[Aim of the exercise] Only a number is wanted: how many lines in the records below contain "What"?

--- START OF Data provided ---

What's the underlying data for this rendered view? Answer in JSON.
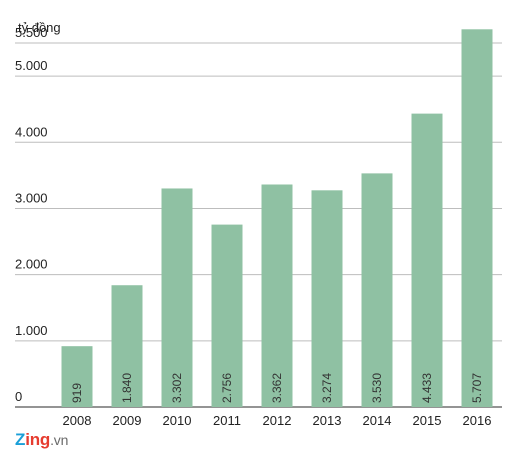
{
  "chart_data": {
    "type": "bar",
    "ylabel": "tỷ đồng",
    "ylim": [
      0,
      5500
    ],
    "yticks": [
      {
        "value": 0,
        "label": "0"
      },
      {
        "value": 1000,
        "label": "1.000"
      },
      {
        "value": 2000,
        "label": "2.000"
      },
      {
        "value": 3000,
        "label": "3.000"
      },
      {
        "value": 4000,
        "label": "4.000"
      },
      {
        "value": 5000,
        "label": "5.000"
      },
      {
        "value": 5500,
        "label": "5.500"
      }
    ],
    "categories": [
      "2008",
      "2009",
      "2010",
      "2011",
      "2012",
      "2013",
      "2014",
      "2015",
      "2016"
    ],
    "values": [
      919,
      1840,
      3302,
      2756,
      3362,
      3274,
      3530,
      4433,
      5707
    ],
    "data_labels": [
      "919",
      "1.840",
      "3.302",
      "2.756",
      "3.362",
      "3.274",
      "3.530",
      "4.433",
      "5.707"
    ],
    "grid": true,
    "bar_color": "#8fc1a3"
  },
  "brand": {
    "logo_z": "Z",
    "logo_ing": "ing",
    "logo_vn": ".vn"
  }
}
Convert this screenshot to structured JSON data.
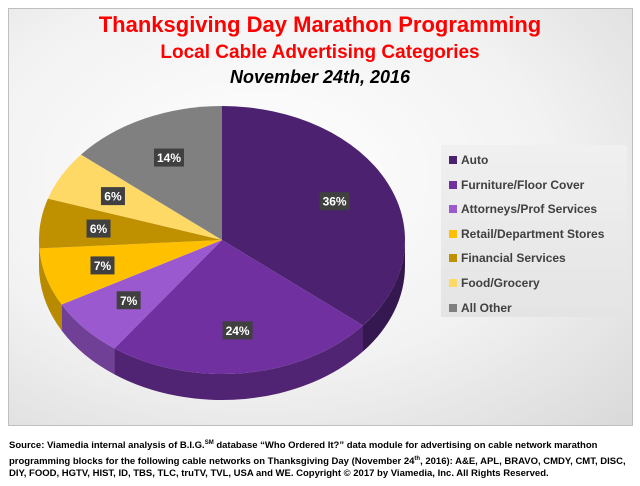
{
  "chart_data": {
    "type": "pie",
    "title": "Thanksgiving Day Marathon Programming",
    "subtitle": "Local Cable Advertising Categories",
    "date": "November 24th, 2016",
    "legend_position": "right",
    "categories": [
      "Auto",
      "Furniture/Floor Cover",
      "Attorneys/Prof Services",
      "Retail/Department Stores",
      "Financial Services",
      "Food/Grocery",
      "All Other"
    ],
    "values": [
      36,
      24,
      7,
      7,
      6,
      6,
      14
    ],
    "labels": [
      "36%",
      "24%",
      "7%",
      "7%",
      "6%",
      "6%",
      "14%"
    ],
    "colors": [
      "#4b2170",
      "#7030a0",
      "#9b59d0",
      "#ffc000",
      "#bf9000",
      "#ffd966",
      "#808080"
    ]
  },
  "source": {
    "prefix": "Source: Viamedia internal analysis of B.I.G.",
    "sm": "SM",
    "line_a": " database “Who Ordered It?” data module for advertising on cable network marathon programming blocks for the following cable networks on Thanksgiving Day (November 24",
    "th": "th",
    "line_b": ", 2016): A&E, APL, BRAVO, CMDY, CMT, DISC, DIY, FOOD, HGTV, HIST, ID, TBS, TLC, truTV, TVL, USA and WE. Copyright © 2017 by Viamedia, Inc. All Rights Reserved."
  }
}
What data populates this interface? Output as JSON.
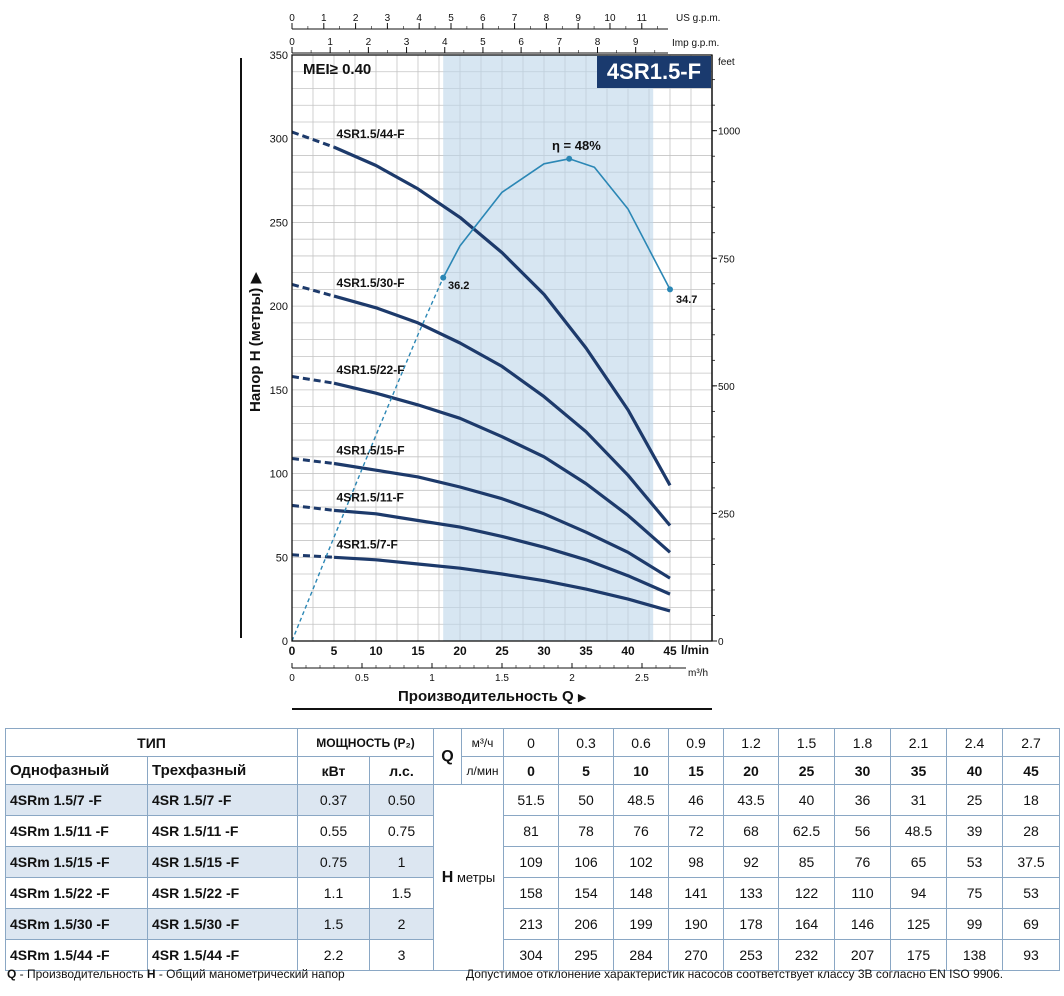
{
  "chart_data": {
    "type": "line",
    "model_title": "4SR1.5-F",
    "mei_label": "MEI≥ 0.40",
    "ylabel": "Напор H (метры)",
    "xlabel": "Производительность Q",
    "x_unit_lmin": "l/min",
    "x_unit_m3h": "m³/h",
    "x_unit_us": "US g.p.m.",
    "x_unit_imp": "Imp g.p.m.",
    "y_unit_feet": "feet",
    "xlim_lmin": [
      0,
      50
    ],
    "ylim_m": [
      0,
      350
    ],
    "x_ticks_lmin": [
      0,
      5,
      10,
      15,
      20,
      25,
      30,
      35,
      40,
      45
    ],
    "y_ticks_m": [
      0,
      50,
      100,
      150,
      200,
      250,
      300,
      350
    ],
    "x_ticks_m3h": [
      0,
      0.5,
      1,
      1.5,
      2,
      2.5
    ],
    "x_ticks_us": [
      0,
      1,
      2,
      3,
      4,
      5,
      6,
      7,
      8,
      9,
      10,
      11
    ],
    "x_ticks_imp": [
      0,
      1,
      2,
      3,
      4,
      5,
      6,
      7,
      8,
      9
    ],
    "y_ticks_feet": [
      0,
      250,
      500,
      750,
      1000
    ],
    "preferred_range_lmin": [
      18,
      43
    ],
    "grid": true,
    "series": [
      {
        "name": "4SR1.5/7-F",
        "x": [
          0,
          5,
          10,
          15,
          20,
          25,
          30,
          35,
          40,
          45
        ],
        "values": [
          51.5,
          50,
          48.5,
          46,
          43.5,
          40,
          36,
          31,
          25,
          18
        ]
      },
      {
        "name": "4SR1.5/11-F",
        "x": [
          0,
          5,
          10,
          15,
          20,
          25,
          30,
          35,
          40,
          45
        ],
        "values": [
          81,
          78,
          76,
          72,
          68,
          62.5,
          56,
          48.5,
          39,
          28
        ]
      },
      {
        "name": "4SR1.5/15-F",
        "x": [
          0,
          5,
          10,
          15,
          20,
          25,
          30,
          35,
          40,
          45
        ],
        "values": [
          109,
          106,
          102,
          98,
          92,
          85,
          76,
          65,
          53,
          37.5
        ]
      },
      {
        "name": "4SR1.5/22-F",
        "x": [
          0,
          5,
          10,
          15,
          20,
          25,
          30,
          35,
          40,
          45
        ],
        "values": [
          158,
          154,
          148,
          141,
          133,
          122,
          110,
          94,
          75,
          53
        ]
      },
      {
        "name": "4SR1.5/30-F",
        "x": [
          0,
          5,
          10,
          15,
          20,
          25,
          30,
          35,
          40,
          45
        ],
        "values": [
          213,
          206,
          199,
          190,
          178,
          164,
          146,
          125,
          99,
          69
        ]
      },
      {
        "name": "4SR1.5/44-F",
        "x": [
          0,
          5,
          10,
          15,
          20,
          25,
          30,
          35,
          40,
          45
        ],
        "values": [
          304,
          295,
          284,
          270,
          253,
          232,
          207,
          175,
          138,
          93
        ]
      }
    ],
    "efficiency": {
      "label": "η = 48%",
      "start_label": "36.2",
      "end_label": "34.7",
      "x": [
        0,
        5,
        10,
        15,
        18,
        20,
        25,
        30,
        33,
        36,
        40,
        45
      ],
      "y": [
        0,
        62,
        123,
        183,
        217,
        236,
        268,
        285,
        288,
        283,
        258,
        210
      ]
    }
  },
  "table": {
    "header_type": "ТИП",
    "header_single": "Однофазный",
    "header_three": "Трехфазный",
    "header_power": "МОЩНОСТЬ (P₂)",
    "header_kw": "кВт",
    "header_hp": "л.с.",
    "q_label": "Q",
    "q_unit_m3h": "м³/ч",
    "q_unit_lmin": "л/мин",
    "q_m3h": [
      "0",
      "0.3",
      "0.6",
      "0.9",
      "1.2",
      "1.5",
      "1.8",
      "2.1",
      "2.4",
      "2.7"
    ],
    "q_lmin": [
      "0",
      "5",
      "10",
      "15",
      "20",
      "25",
      "30",
      "35",
      "40",
      "45"
    ],
    "h_label": "H",
    "h_unit": "метры",
    "rows": [
      {
        "single": "4SRm 1.5/7   -F",
        "three": "4SR 1.5/7   -F",
        "kw": "0.37",
        "hp": "0.50",
        "h": [
          "51.5",
          "50",
          "48.5",
          "46",
          "43.5",
          "40",
          "36",
          "31",
          "25",
          "18"
        ]
      },
      {
        "single": "4SRm 1.5/11 -F",
        "three": "4SR 1.5/11 -F",
        "kw": "0.55",
        "hp": "0.75",
        "h": [
          "81",
          "78",
          "76",
          "72",
          "68",
          "62.5",
          "56",
          "48.5",
          "39",
          "28"
        ]
      },
      {
        "single": "4SRm 1.5/15 -F",
        "three": "4SR 1.5/15 -F",
        "kw": "0.75",
        "hp": "1",
        "h": [
          "109",
          "106",
          "102",
          "98",
          "92",
          "85",
          "76",
          "65",
          "53",
          "37.5"
        ]
      },
      {
        "single": "4SRm 1.5/22 -F",
        "three": "4SR 1.5/22 -F",
        "kw": "1.1",
        "hp": "1.5",
        "h": [
          "158",
          "154",
          "148",
          "141",
          "133",
          "122",
          "110",
          "94",
          "75",
          "53"
        ]
      },
      {
        "single": "4SRm 1.5/30 -F",
        "three": "4SR 1.5/30 -F",
        "kw": "1.5",
        "hp": "2",
        "h": [
          "213",
          "206",
          "199",
          "190",
          "178",
          "164",
          "146",
          "125",
          "99",
          "69"
        ]
      },
      {
        "single": "4SRm 1.5/44 -F",
        "three": "4SR 1.5/44 -F",
        "kw": "2.2",
        "hp": "3",
        "h": [
          "304",
          "295",
          "284",
          "270",
          "253",
          "232",
          "207",
          "175",
          "138",
          "93"
        ]
      }
    ]
  },
  "footer": {
    "left_q": "Q",
    "left_q_text": " - Производительность  ",
    "left_h": "H",
    "left_h_text": " - Общий манометрический напор",
    "right": "Допустимое отклонение характеристик насосов соответствует классу 3B согласно EN ISO 9906."
  }
}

--- END OF Data provided ---

[Reply] 2